Note each line where "name" appears, and copy it.
start
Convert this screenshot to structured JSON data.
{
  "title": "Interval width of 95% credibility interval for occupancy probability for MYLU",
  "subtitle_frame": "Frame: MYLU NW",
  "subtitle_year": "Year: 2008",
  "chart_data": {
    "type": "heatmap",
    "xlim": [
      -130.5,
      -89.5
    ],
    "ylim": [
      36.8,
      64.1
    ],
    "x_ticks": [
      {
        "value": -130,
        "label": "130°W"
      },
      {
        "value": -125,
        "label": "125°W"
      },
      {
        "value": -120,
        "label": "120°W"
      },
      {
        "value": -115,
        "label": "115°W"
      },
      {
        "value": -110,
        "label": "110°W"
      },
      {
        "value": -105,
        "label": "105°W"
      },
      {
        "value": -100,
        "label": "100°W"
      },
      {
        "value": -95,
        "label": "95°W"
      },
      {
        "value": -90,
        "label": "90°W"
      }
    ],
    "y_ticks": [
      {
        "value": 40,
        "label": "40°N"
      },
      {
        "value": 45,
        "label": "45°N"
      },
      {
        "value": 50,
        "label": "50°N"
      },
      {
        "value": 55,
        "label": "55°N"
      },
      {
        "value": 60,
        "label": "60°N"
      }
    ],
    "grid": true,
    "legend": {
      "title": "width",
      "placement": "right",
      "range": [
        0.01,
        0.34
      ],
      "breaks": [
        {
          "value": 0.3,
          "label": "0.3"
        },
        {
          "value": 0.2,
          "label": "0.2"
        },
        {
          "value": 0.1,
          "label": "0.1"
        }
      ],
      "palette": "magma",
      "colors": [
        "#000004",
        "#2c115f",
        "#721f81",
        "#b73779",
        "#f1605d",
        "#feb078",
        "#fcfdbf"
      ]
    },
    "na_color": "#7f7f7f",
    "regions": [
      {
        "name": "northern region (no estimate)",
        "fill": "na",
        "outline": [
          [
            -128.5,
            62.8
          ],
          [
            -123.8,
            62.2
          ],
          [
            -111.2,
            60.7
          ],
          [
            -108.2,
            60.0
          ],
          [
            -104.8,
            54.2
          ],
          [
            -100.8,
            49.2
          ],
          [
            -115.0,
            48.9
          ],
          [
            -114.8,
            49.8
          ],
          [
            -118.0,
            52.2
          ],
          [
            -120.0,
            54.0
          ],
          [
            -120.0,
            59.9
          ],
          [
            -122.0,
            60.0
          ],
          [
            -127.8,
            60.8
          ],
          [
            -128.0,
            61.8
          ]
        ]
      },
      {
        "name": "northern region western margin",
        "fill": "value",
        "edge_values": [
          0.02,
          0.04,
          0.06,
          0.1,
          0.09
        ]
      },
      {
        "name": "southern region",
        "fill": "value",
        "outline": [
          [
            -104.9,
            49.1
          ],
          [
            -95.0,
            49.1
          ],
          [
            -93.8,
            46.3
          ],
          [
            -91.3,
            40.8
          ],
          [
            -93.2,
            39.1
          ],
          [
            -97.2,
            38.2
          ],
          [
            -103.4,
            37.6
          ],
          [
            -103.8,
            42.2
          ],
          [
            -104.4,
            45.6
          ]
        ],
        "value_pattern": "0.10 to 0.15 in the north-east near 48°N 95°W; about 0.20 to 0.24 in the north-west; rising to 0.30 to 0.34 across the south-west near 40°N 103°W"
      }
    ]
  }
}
end
RESULT FOR THIS EXERCISE
        "name": "northern region (no estimate)",
        "name": "northern region western margin",
        "name": "southern region",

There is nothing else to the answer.